__Your goal__. Produce a word-for-word copy of the listing below without its pictures.

★ ★ ★ ★ ★ ★ ★

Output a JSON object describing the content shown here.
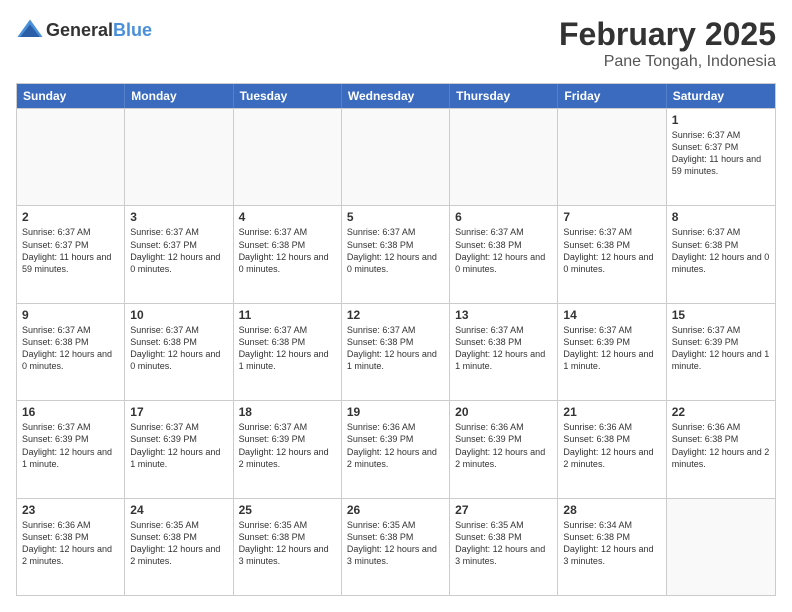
{
  "header": {
    "logo": {
      "text_general": "General",
      "text_blue": "Blue"
    },
    "month_title": "February 2025",
    "location": "Pane Tongah, Indonesia"
  },
  "calendar": {
    "days_of_week": [
      "Sunday",
      "Monday",
      "Tuesday",
      "Wednesday",
      "Thursday",
      "Friday",
      "Saturday"
    ],
    "rows": [
      [
        {
          "day": "",
          "info": ""
        },
        {
          "day": "",
          "info": ""
        },
        {
          "day": "",
          "info": ""
        },
        {
          "day": "",
          "info": ""
        },
        {
          "day": "",
          "info": ""
        },
        {
          "day": "",
          "info": ""
        },
        {
          "day": "1",
          "info": "Sunrise: 6:37 AM\nSunset: 6:37 PM\nDaylight: 11 hours and 59 minutes."
        }
      ],
      [
        {
          "day": "2",
          "info": "Sunrise: 6:37 AM\nSunset: 6:37 PM\nDaylight: 11 hours and 59 minutes."
        },
        {
          "day": "3",
          "info": "Sunrise: 6:37 AM\nSunset: 6:37 PM\nDaylight: 12 hours and 0 minutes."
        },
        {
          "day": "4",
          "info": "Sunrise: 6:37 AM\nSunset: 6:38 PM\nDaylight: 12 hours and 0 minutes."
        },
        {
          "day": "5",
          "info": "Sunrise: 6:37 AM\nSunset: 6:38 PM\nDaylight: 12 hours and 0 minutes."
        },
        {
          "day": "6",
          "info": "Sunrise: 6:37 AM\nSunset: 6:38 PM\nDaylight: 12 hours and 0 minutes."
        },
        {
          "day": "7",
          "info": "Sunrise: 6:37 AM\nSunset: 6:38 PM\nDaylight: 12 hours and 0 minutes."
        },
        {
          "day": "8",
          "info": "Sunrise: 6:37 AM\nSunset: 6:38 PM\nDaylight: 12 hours and 0 minutes."
        }
      ],
      [
        {
          "day": "9",
          "info": "Sunrise: 6:37 AM\nSunset: 6:38 PM\nDaylight: 12 hours and 0 minutes."
        },
        {
          "day": "10",
          "info": "Sunrise: 6:37 AM\nSunset: 6:38 PM\nDaylight: 12 hours and 0 minutes."
        },
        {
          "day": "11",
          "info": "Sunrise: 6:37 AM\nSunset: 6:38 PM\nDaylight: 12 hours and 1 minute."
        },
        {
          "day": "12",
          "info": "Sunrise: 6:37 AM\nSunset: 6:38 PM\nDaylight: 12 hours and 1 minute."
        },
        {
          "day": "13",
          "info": "Sunrise: 6:37 AM\nSunset: 6:38 PM\nDaylight: 12 hours and 1 minute."
        },
        {
          "day": "14",
          "info": "Sunrise: 6:37 AM\nSunset: 6:39 PM\nDaylight: 12 hours and 1 minute."
        },
        {
          "day": "15",
          "info": "Sunrise: 6:37 AM\nSunset: 6:39 PM\nDaylight: 12 hours and 1 minute."
        }
      ],
      [
        {
          "day": "16",
          "info": "Sunrise: 6:37 AM\nSunset: 6:39 PM\nDaylight: 12 hours and 1 minute."
        },
        {
          "day": "17",
          "info": "Sunrise: 6:37 AM\nSunset: 6:39 PM\nDaylight: 12 hours and 1 minute."
        },
        {
          "day": "18",
          "info": "Sunrise: 6:37 AM\nSunset: 6:39 PM\nDaylight: 12 hours and 2 minutes."
        },
        {
          "day": "19",
          "info": "Sunrise: 6:36 AM\nSunset: 6:39 PM\nDaylight: 12 hours and 2 minutes."
        },
        {
          "day": "20",
          "info": "Sunrise: 6:36 AM\nSunset: 6:39 PM\nDaylight: 12 hours and 2 minutes."
        },
        {
          "day": "21",
          "info": "Sunrise: 6:36 AM\nSunset: 6:38 PM\nDaylight: 12 hours and 2 minutes."
        },
        {
          "day": "22",
          "info": "Sunrise: 6:36 AM\nSunset: 6:38 PM\nDaylight: 12 hours and 2 minutes."
        }
      ],
      [
        {
          "day": "23",
          "info": "Sunrise: 6:36 AM\nSunset: 6:38 PM\nDaylight: 12 hours and 2 minutes."
        },
        {
          "day": "24",
          "info": "Sunrise: 6:35 AM\nSunset: 6:38 PM\nDaylight: 12 hours and 2 minutes."
        },
        {
          "day": "25",
          "info": "Sunrise: 6:35 AM\nSunset: 6:38 PM\nDaylight: 12 hours and 3 minutes."
        },
        {
          "day": "26",
          "info": "Sunrise: 6:35 AM\nSunset: 6:38 PM\nDaylight: 12 hours and 3 minutes."
        },
        {
          "day": "27",
          "info": "Sunrise: 6:35 AM\nSunset: 6:38 PM\nDaylight: 12 hours and 3 minutes."
        },
        {
          "day": "28",
          "info": "Sunrise: 6:34 AM\nSunset: 6:38 PM\nDaylight: 12 hours and 3 minutes."
        },
        {
          "day": "",
          "info": ""
        }
      ]
    ]
  }
}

★ ★ ★ ★ ★ ★ ★

__Response__.
Output a JSON object describing the content shown here.
{
  "header": {
    "logo": {
      "text_general": "General",
      "text_blue": "Blue"
    },
    "month_title": "February 2025",
    "location": "Pane Tongah, Indonesia"
  },
  "calendar": {
    "days_of_week": [
      "Sunday",
      "Monday",
      "Tuesday",
      "Wednesday",
      "Thursday",
      "Friday",
      "Saturday"
    ],
    "rows": [
      [
        {
          "day": "",
          "info": ""
        },
        {
          "day": "",
          "info": ""
        },
        {
          "day": "",
          "info": ""
        },
        {
          "day": "",
          "info": ""
        },
        {
          "day": "",
          "info": ""
        },
        {
          "day": "",
          "info": ""
        },
        {
          "day": "1",
          "info": "Sunrise: 6:37 AM\nSunset: 6:37 PM\nDaylight: 11 hours and 59 minutes."
        }
      ],
      [
        {
          "day": "2",
          "info": "Sunrise: 6:37 AM\nSunset: 6:37 PM\nDaylight: 11 hours and 59 minutes."
        },
        {
          "day": "3",
          "info": "Sunrise: 6:37 AM\nSunset: 6:37 PM\nDaylight: 12 hours and 0 minutes."
        },
        {
          "day": "4",
          "info": "Sunrise: 6:37 AM\nSunset: 6:38 PM\nDaylight: 12 hours and 0 minutes."
        },
        {
          "day": "5",
          "info": "Sunrise: 6:37 AM\nSunset: 6:38 PM\nDaylight: 12 hours and 0 minutes."
        },
        {
          "day": "6",
          "info": "Sunrise: 6:37 AM\nSunset: 6:38 PM\nDaylight: 12 hours and 0 minutes."
        },
        {
          "day": "7",
          "info": "Sunrise: 6:37 AM\nSunset: 6:38 PM\nDaylight: 12 hours and 0 minutes."
        },
        {
          "day": "8",
          "info": "Sunrise: 6:37 AM\nSunset: 6:38 PM\nDaylight: 12 hours and 0 minutes."
        }
      ],
      [
        {
          "day": "9",
          "info": "Sunrise: 6:37 AM\nSunset: 6:38 PM\nDaylight: 12 hours and 0 minutes."
        },
        {
          "day": "10",
          "info": "Sunrise: 6:37 AM\nSunset: 6:38 PM\nDaylight: 12 hours and 0 minutes."
        },
        {
          "day": "11",
          "info": "Sunrise: 6:37 AM\nSunset: 6:38 PM\nDaylight: 12 hours and 1 minute."
        },
        {
          "day": "12",
          "info": "Sunrise: 6:37 AM\nSunset: 6:38 PM\nDaylight: 12 hours and 1 minute."
        },
        {
          "day": "13",
          "info": "Sunrise: 6:37 AM\nSunset: 6:38 PM\nDaylight: 12 hours and 1 minute."
        },
        {
          "day": "14",
          "info": "Sunrise: 6:37 AM\nSunset: 6:39 PM\nDaylight: 12 hours and 1 minute."
        },
        {
          "day": "15",
          "info": "Sunrise: 6:37 AM\nSunset: 6:39 PM\nDaylight: 12 hours and 1 minute."
        }
      ],
      [
        {
          "day": "16",
          "info": "Sunrise: 6:37 AM\nSunset: 6:39 PM\nDaylight: 12 hours and 1 minute."
        },
        {
          "day": "17",
          "info": "Sunrise: 6:37 AM\nSunset: 6:39 PM\nDaylight: 12 hours and 1 minute."
        },
        {
          "day": "18",
          "info": "Sunrise: 6:37 AM\nSunset: 6:39 PM\nDaylight: 12 hours and 2 minutes."
        },
        {
          "day": "19",
          "info": "Sunrise: 6:36 AM\nSunset: 6:39 PM\nDaylight: 12 hours and 2 minutes."
        },
        {
          "day": "20",
          "info": "Sunrise: 6:36 AM\nSunset: 6:39 PM\nDaylight: 12 hours and 2 minutes."
        },
        {
          "day": "21",
          "info": "Sunrise: 6:36 AM\nSunset: 6:38 PM\nDaylight: 12 hours and 2 minutes."
        },
        {
          "day": "22",
          "info": "Sunrise: 6:36 AM\nSunset: 6:38 PM\nDaylight: 12 hours and 2 minutes."
        }
      ],
      [
        {
          "day": "23",
          "info": "Sunrise: 6:36 AM\nSunset: 6:38 PM\nDaylight: 12 hours and 2 minutes."
        },
        {
          "day": "24",
          "info": "Sunrise: 6:35 AM\nSunset: 6:38 PM\nDaylight: 12 hours and 2 minutes."
        },
        {
          "day": "25",
          "info": "Sunrise: 6:35 AM\nSunset: 6:38 PM\nDaylight: 12 hours and 3 minutes."
        },
        {
          "day": "26",
          "info": "Sunrise: 6:35 AM\nSunset: 6:38 PM\nDaylight: 12 hours and 3 minutes."
        },
        {
          "day": "27",
          "info": "Sunrise: 6:35 AM\nSunset: 6:38 PM\nDaylight: 12 hours and 3 minutes."
        },
        {
          "day": "28",
          "info": "Sunrise: 6:34 AM\nSunset: 6:38 PM\nDaylight: 12 hours and 3 minutes."
        },
        {
          "day": "",
          "info": ""
        }
      ]
    ]
  }
}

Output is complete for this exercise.